Extracted records:
## begin

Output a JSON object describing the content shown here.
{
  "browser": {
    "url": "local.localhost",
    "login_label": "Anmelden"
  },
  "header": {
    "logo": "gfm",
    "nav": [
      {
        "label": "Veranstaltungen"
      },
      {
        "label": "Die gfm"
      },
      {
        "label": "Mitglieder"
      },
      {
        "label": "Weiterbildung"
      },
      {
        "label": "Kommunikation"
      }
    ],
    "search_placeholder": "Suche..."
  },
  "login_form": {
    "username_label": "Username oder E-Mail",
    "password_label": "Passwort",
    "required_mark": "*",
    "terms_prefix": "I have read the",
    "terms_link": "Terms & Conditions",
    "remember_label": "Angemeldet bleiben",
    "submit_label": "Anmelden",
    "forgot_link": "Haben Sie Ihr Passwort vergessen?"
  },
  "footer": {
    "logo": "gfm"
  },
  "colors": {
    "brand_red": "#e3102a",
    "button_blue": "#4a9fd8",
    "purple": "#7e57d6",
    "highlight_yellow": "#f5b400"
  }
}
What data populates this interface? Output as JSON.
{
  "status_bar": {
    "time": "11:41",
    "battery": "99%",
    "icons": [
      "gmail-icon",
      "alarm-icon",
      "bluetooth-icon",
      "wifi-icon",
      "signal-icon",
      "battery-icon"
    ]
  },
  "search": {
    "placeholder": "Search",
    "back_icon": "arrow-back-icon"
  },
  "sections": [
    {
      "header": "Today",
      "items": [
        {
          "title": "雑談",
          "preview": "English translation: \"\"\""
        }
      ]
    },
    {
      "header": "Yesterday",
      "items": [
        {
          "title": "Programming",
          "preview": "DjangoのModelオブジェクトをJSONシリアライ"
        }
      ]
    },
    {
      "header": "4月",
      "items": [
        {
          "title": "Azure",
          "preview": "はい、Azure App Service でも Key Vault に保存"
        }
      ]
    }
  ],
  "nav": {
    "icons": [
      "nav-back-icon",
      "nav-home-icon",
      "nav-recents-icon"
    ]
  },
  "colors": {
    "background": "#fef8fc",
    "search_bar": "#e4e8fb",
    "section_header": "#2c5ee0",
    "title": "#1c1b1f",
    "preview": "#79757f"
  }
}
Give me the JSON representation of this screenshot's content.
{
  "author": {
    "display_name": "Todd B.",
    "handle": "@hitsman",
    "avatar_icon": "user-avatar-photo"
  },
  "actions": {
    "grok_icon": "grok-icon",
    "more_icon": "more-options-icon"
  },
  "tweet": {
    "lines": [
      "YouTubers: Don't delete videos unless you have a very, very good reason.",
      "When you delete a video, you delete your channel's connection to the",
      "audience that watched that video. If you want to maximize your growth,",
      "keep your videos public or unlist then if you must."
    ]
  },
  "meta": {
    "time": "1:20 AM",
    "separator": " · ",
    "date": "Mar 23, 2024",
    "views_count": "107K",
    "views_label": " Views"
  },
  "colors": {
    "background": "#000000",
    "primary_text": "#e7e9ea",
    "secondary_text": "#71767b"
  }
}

## end

What you have to do: Each line of the material that holds the string "Passwort" counts once; give the total alone.

Written solution: 2